◆ Goal of the exercise
Count lines, not occurrences: report how many lines in the records hold the string "data", and nothing else.

◆ Records for this task
----------
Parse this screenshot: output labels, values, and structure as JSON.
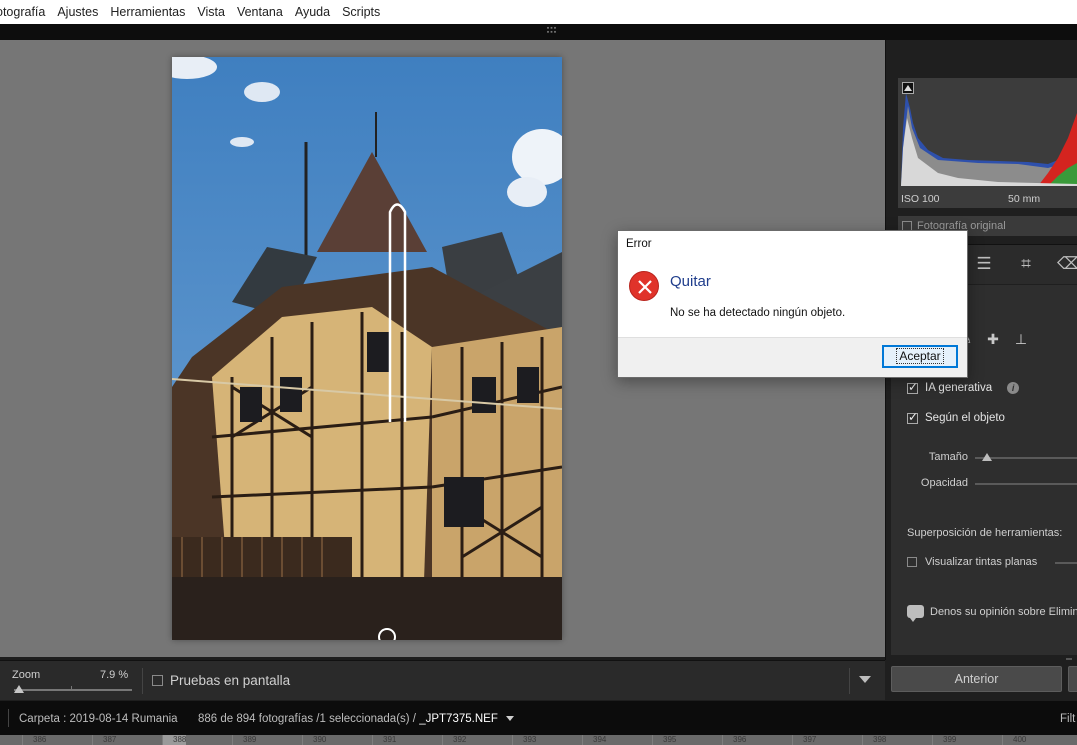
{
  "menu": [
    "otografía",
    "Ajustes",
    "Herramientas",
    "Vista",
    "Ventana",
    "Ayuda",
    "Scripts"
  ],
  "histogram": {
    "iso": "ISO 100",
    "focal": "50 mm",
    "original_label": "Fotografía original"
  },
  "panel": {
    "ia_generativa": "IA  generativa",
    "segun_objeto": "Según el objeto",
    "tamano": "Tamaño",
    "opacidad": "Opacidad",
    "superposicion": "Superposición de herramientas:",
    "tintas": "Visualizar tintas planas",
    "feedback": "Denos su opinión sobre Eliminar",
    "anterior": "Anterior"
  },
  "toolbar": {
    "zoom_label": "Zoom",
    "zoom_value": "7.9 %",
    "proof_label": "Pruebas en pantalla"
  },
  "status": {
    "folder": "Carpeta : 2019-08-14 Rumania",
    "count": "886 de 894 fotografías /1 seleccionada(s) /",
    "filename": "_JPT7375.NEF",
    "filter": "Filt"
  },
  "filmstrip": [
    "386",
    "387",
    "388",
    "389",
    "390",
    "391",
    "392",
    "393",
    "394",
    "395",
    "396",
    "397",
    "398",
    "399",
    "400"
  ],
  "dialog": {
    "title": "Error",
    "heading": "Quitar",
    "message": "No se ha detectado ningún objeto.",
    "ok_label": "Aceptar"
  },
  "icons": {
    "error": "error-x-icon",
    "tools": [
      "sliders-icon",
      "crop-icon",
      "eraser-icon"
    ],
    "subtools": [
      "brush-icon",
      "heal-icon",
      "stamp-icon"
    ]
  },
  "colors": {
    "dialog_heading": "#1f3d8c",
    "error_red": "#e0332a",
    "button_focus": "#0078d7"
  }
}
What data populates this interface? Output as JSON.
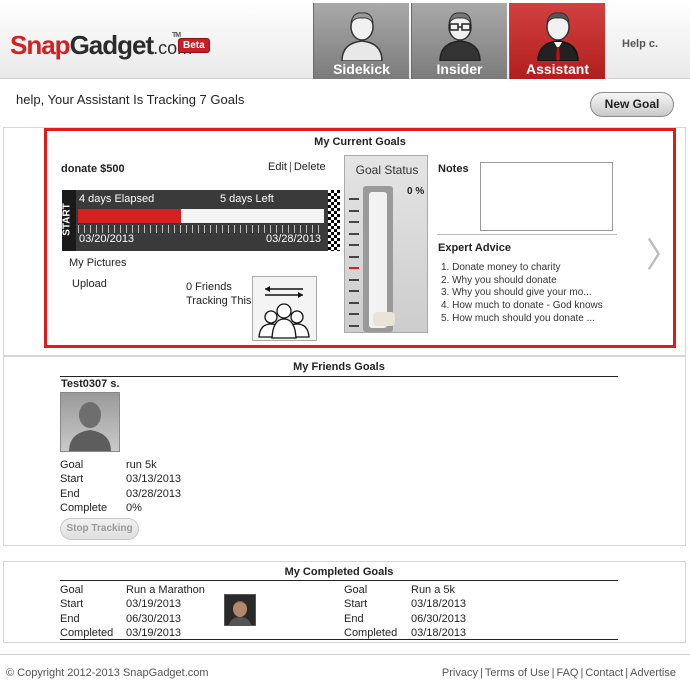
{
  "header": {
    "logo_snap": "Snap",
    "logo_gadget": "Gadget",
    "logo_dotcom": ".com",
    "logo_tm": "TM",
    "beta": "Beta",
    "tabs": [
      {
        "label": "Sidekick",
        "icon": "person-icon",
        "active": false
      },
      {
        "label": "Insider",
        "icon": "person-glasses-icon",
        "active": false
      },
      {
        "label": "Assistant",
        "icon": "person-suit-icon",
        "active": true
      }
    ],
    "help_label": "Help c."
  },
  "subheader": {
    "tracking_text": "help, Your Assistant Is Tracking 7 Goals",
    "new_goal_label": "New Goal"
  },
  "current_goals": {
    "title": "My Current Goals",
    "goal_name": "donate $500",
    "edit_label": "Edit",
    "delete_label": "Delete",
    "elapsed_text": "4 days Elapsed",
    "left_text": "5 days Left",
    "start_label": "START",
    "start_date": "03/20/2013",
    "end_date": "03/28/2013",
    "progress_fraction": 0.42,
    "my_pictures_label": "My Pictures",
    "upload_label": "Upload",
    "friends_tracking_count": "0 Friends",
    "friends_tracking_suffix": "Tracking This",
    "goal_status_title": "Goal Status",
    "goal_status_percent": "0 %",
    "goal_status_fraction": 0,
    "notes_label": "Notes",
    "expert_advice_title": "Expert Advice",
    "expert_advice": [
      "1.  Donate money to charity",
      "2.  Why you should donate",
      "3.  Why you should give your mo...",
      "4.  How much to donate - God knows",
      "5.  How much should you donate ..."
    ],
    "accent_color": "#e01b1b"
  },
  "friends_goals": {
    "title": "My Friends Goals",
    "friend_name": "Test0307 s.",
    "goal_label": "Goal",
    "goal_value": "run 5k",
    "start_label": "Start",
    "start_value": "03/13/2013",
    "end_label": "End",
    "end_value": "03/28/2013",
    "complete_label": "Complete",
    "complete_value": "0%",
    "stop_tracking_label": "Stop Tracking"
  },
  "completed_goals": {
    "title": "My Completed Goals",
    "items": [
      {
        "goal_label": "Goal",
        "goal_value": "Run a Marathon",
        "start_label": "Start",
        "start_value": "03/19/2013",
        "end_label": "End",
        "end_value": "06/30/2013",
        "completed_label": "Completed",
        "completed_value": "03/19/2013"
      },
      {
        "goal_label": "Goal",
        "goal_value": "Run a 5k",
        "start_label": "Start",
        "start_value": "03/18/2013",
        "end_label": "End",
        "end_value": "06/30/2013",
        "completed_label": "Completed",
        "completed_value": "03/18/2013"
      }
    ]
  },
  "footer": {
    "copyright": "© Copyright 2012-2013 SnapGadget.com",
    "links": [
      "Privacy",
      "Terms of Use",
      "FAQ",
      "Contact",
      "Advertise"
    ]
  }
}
----------
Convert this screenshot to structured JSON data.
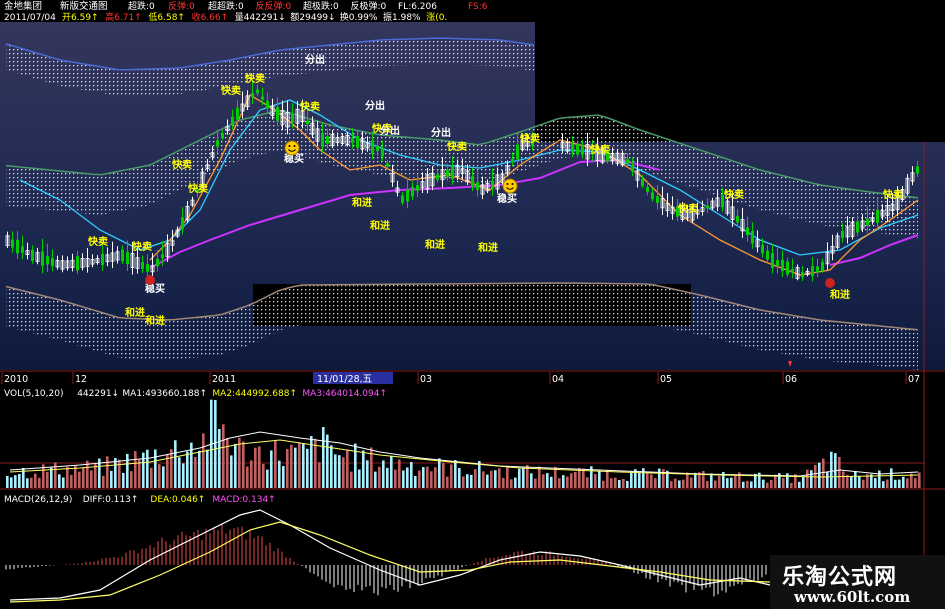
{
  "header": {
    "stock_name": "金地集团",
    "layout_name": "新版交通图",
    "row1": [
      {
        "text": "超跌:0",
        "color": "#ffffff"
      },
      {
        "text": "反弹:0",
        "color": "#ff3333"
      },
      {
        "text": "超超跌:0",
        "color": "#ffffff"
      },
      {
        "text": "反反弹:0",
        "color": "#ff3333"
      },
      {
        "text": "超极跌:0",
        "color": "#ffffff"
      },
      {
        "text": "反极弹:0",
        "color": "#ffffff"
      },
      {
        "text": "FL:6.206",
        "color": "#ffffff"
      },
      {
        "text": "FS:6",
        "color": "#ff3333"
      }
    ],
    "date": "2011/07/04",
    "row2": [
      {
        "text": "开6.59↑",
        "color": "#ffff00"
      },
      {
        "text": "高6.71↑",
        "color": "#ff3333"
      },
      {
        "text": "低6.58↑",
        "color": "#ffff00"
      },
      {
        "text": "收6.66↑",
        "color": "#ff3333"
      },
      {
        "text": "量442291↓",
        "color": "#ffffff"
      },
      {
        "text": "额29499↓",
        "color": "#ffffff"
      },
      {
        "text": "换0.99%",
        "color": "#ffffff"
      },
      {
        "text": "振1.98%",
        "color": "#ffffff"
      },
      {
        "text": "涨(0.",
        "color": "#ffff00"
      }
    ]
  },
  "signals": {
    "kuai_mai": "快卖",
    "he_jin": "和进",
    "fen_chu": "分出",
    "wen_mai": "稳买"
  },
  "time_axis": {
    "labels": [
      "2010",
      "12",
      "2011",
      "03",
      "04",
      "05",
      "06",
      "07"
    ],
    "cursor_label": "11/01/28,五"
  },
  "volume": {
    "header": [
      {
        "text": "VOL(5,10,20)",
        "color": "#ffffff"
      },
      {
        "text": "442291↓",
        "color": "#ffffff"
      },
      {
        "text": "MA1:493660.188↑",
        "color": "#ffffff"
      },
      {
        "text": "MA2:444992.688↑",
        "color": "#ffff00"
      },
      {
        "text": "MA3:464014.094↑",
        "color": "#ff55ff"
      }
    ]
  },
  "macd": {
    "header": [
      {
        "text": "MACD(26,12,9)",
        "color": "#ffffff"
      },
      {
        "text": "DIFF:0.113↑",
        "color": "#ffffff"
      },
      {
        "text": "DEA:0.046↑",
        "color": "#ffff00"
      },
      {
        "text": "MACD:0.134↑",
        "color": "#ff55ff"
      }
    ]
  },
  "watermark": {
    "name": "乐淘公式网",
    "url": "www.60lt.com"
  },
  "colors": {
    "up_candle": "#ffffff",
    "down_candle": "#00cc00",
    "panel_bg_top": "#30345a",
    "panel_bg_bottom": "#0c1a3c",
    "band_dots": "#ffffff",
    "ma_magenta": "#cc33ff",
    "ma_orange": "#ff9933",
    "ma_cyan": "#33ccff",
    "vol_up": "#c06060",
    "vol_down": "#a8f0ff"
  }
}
----------
◆ Task result
2